◆ **Exercise objective**
Leave out the pictures and repeat the data exactly.

-*-*-

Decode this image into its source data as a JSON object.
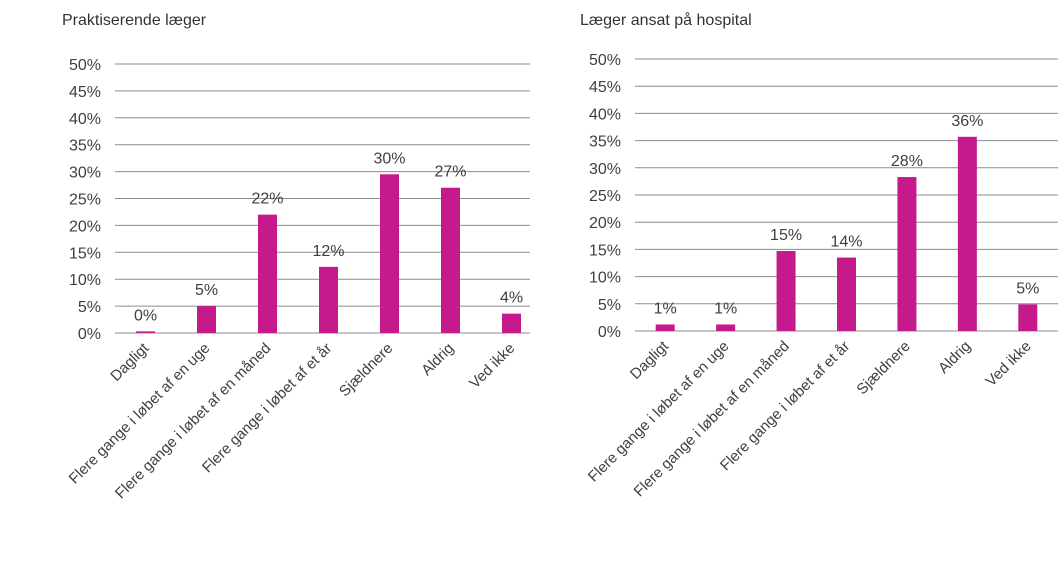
{
  "colors": {
    "bar": "#c41a8c",
    "grid": "#8c8c8c",
    "text": "#404040"
  },
  "chart_data": [
    {
      "type": "bar",
      "title": "Praktiserende læger",
      "xlabel": "",
      "ylabel": "",
      "ylim": [
        0,
        50
      ],
      "ytick_labels": [
        "0%",
        "5%",
        "10%",
        "15%",
        "20%",
        "25%",
        "30%",
        "35%",
        "40%",
        "45%",
        "50%"
      ],
      "grid": true,
      "legend": "none",
      "categories": [
        "Dagligt",
        "Flere gange i løbet af en uge",
        "Flere gange i løbet af en måned",
        "Flere gange i løbet af et år",
        "Sjældnere",
        "Aldrig",
        "Ved ikke"
      ],
      "values": [
        0.3,
        5,
        22,
        12.3,
        29.5,
        27,
        3.6
      ],
      "data_labels": [
        "0%",
        "5%",
        "22%",
        "12%",
        "30%",
        "27%",
        "4%"
      ]
    },
    {
      "type": "bar",
      "title": "Læger ansat på hospital",
      "xlabel": "",
      "ylabel": "",
      "ylim": [
        0,
        50
      ],
      "ytick_labels": [
        "0%",
        "5%",
        "10%",
        "15%",
        "20%",
        "25%",
        "30%",
        "35%",
        "40%",
        "45%",
        "50%"
      ],
      "grid": true,
      "legend": "none",
      "categories": [
        "Dagligt",
        "Flere gange i løbet af en uge",
        "Flere gange i løbet af en måned",
        "Flere gange i løbet af et år",
        "Sjældnere",
        "Aldrig",
        "Ved ikke"
      ],
      "values": [
        1.2,
        1.2,
        14.7,
        13.5,
        28.3,
        35.7,
        4.9
      ],
      "data_labels": [
        "1%",
        "1%",
        "15%",
        "14%",
        "28%",
        "36%",
        "5%"
      ]
    }
  ]
}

-*-*-

◆ **Written solution**
Decode this image into its source data as a JSON object.
{
  "colors": {
    "bar": "#c41a8c",
    "grid": "#8c8c8c",
    "text": "#404040"
  },
  "chart_data": [
    {
      "type": "bar",
      "title": "Praktiserende læger",
      "xlabel": "",
      "ylabel": "",
      "ylim": [
        0,
        50
      ],
      "ytick_labels": [
        "0%",
        "5%",
        "10%",
        "15%",
        "20%",
        "25%",
        "30%",
        "35%",
        "40%",
        "45%",
        "50%"
      ],
      "grid": true,
      "legend": "none",
      "categories": [
        "Dagligt",
        "Flere gange i løbet af en uge",
        "Flere gange i løbet af en måned",
        "Flere gange i løbet af et år",
        "Sjældnere",
        "Aldrig",
        "Ved ikke"
      ],
      "values": [
        0.3,
        5,
        22,
        12.3,
        29.5,
        27,
        3.6
      ],
      "data_labels": [
        "0%",
        "5%",
        "22%",
        "12%",
        "30%",
        "27%",
        "4%"
      ]
    },
    {
      "type": "bar",
      "title": "Læger ansat på hospital",
      "xlabel": "",
      "ylabel": "",
      "ylim": [
        0,
        50
      ],
      "ytick_labels": [
        "0%",
        "5%",
        "10%",
        "15%",
        "20%",
        "25%",
        "30%",
        "35%",
        "40%",
        "45%",
        "50%"
      ],
      "grid": true,
      "legend": "none",
      "categories": [
        "Dagligt",
        "Flere gange i løbet af en uge",
        "Flere gange i løbet af en måned",
        "Flere gange i løbet af et år",
        "Sjældnere",
        "Aldrig",
        "Ved ikke"
      ],
      "values": [
        1.2,
        1.2,
        14.7,
        13.5,
        28.3,
        35.7,
        4.9
      ],
      "data_labels": [
        "1%",
        "1%",
        "15%",
        "14%",
        "28%",
        "36%",
        "5%"
      ]
    }
  ]
}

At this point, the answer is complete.